─── Material
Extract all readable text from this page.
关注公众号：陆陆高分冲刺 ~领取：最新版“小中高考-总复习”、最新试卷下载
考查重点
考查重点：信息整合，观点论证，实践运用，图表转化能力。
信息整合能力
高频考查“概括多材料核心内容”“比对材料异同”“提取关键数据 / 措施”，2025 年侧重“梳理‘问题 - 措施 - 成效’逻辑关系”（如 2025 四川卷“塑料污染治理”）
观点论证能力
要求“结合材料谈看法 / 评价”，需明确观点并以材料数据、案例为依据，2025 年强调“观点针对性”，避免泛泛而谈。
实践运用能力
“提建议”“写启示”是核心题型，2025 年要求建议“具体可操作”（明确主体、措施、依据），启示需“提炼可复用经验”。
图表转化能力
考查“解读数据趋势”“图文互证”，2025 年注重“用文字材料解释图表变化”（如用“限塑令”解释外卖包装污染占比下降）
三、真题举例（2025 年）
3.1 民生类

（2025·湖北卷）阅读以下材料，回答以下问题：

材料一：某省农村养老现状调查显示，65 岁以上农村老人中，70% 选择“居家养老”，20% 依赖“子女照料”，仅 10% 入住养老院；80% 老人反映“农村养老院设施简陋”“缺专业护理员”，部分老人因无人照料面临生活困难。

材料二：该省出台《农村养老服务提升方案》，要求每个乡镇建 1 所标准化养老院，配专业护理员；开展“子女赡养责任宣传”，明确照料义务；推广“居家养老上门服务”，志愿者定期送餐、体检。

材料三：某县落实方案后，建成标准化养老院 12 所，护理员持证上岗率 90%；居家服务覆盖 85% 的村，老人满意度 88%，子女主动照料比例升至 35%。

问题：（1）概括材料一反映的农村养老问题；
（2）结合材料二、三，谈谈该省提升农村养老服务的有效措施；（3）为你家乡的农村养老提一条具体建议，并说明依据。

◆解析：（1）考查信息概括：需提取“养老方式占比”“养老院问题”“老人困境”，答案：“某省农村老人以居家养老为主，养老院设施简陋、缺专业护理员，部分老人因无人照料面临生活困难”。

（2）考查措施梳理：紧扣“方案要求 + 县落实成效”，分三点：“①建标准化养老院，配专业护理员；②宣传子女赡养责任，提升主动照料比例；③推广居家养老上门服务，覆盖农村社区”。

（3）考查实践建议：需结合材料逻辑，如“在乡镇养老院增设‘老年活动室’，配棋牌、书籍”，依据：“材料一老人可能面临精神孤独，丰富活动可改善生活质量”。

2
──────
─── Material
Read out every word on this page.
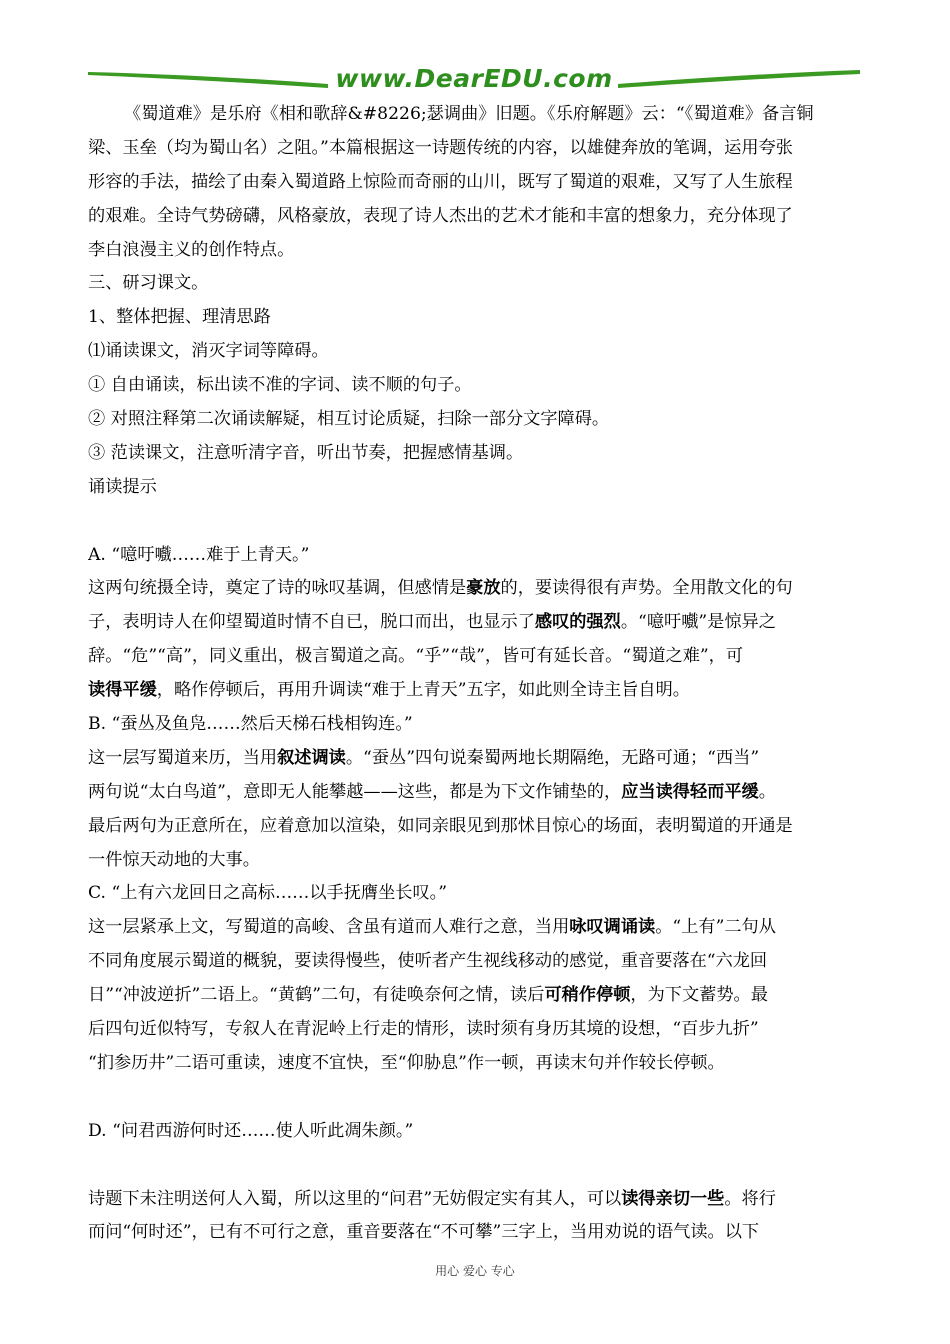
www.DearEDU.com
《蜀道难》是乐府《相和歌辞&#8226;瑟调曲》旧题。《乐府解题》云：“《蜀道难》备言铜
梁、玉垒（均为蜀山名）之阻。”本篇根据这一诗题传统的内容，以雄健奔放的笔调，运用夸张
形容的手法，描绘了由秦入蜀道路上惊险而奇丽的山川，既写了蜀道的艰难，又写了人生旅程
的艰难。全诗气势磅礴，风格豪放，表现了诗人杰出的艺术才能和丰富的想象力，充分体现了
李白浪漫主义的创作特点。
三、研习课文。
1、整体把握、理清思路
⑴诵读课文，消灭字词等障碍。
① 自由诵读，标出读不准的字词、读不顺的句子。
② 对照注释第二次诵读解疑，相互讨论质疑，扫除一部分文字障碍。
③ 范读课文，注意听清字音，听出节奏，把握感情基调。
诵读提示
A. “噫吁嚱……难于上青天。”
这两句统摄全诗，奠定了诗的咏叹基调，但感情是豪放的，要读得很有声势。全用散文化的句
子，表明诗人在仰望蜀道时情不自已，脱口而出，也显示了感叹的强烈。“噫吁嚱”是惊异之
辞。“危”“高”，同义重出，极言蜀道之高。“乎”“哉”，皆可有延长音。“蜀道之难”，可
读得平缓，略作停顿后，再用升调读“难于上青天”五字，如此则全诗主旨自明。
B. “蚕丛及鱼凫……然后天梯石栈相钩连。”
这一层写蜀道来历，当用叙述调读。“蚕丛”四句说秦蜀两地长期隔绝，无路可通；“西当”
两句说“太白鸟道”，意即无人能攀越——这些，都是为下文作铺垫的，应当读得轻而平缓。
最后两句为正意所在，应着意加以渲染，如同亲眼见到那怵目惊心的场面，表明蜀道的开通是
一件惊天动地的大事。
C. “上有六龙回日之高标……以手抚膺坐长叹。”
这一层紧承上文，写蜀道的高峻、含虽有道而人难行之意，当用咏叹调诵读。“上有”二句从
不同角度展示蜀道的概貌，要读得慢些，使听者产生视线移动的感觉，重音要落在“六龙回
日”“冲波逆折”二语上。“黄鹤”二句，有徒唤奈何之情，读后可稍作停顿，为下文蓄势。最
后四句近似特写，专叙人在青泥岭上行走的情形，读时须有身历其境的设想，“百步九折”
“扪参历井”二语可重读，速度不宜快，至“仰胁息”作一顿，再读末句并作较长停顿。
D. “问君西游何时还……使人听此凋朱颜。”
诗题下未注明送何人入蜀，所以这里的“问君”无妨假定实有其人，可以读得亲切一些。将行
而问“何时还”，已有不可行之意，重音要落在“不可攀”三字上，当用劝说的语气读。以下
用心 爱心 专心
──────
─── Material
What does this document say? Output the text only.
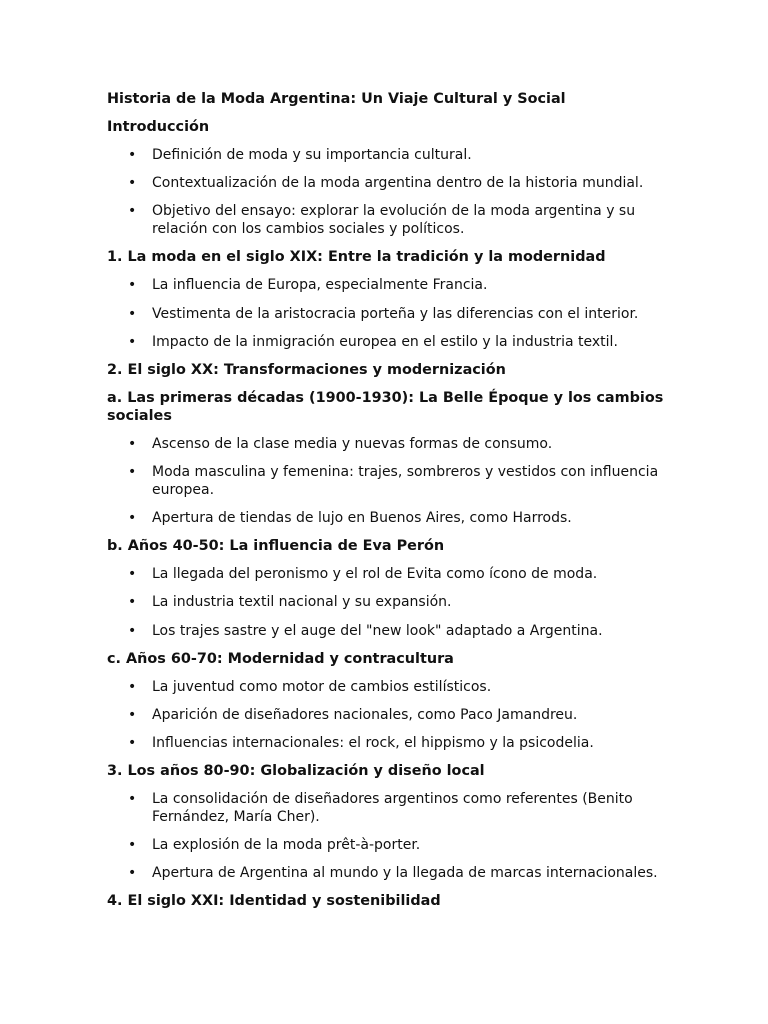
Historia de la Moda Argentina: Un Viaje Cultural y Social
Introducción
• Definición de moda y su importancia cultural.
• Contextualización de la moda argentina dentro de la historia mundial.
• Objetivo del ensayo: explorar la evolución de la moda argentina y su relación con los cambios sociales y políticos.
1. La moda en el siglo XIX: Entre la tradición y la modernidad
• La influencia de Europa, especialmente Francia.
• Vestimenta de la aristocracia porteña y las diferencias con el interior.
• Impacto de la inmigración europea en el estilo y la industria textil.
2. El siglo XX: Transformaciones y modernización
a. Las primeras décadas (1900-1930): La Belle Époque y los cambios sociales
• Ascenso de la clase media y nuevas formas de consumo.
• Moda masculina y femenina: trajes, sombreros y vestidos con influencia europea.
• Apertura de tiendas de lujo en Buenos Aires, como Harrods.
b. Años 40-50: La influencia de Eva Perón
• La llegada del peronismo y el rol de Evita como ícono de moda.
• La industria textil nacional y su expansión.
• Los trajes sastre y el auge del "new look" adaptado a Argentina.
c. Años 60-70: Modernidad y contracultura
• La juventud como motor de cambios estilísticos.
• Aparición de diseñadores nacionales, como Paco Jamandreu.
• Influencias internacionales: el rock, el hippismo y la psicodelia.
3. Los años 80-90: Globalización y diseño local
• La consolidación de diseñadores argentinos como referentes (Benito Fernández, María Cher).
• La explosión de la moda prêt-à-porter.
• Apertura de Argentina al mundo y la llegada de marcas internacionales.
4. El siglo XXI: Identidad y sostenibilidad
──────
-- What needs to be done --
From the listing above, pick out every line containing "Apertura".

-- Task response --
• Apertura de tiendas de lujo en Buenos Aires, como Harrods.
• Apertura de Argentina al mundo y la llegada de marcas internacionales.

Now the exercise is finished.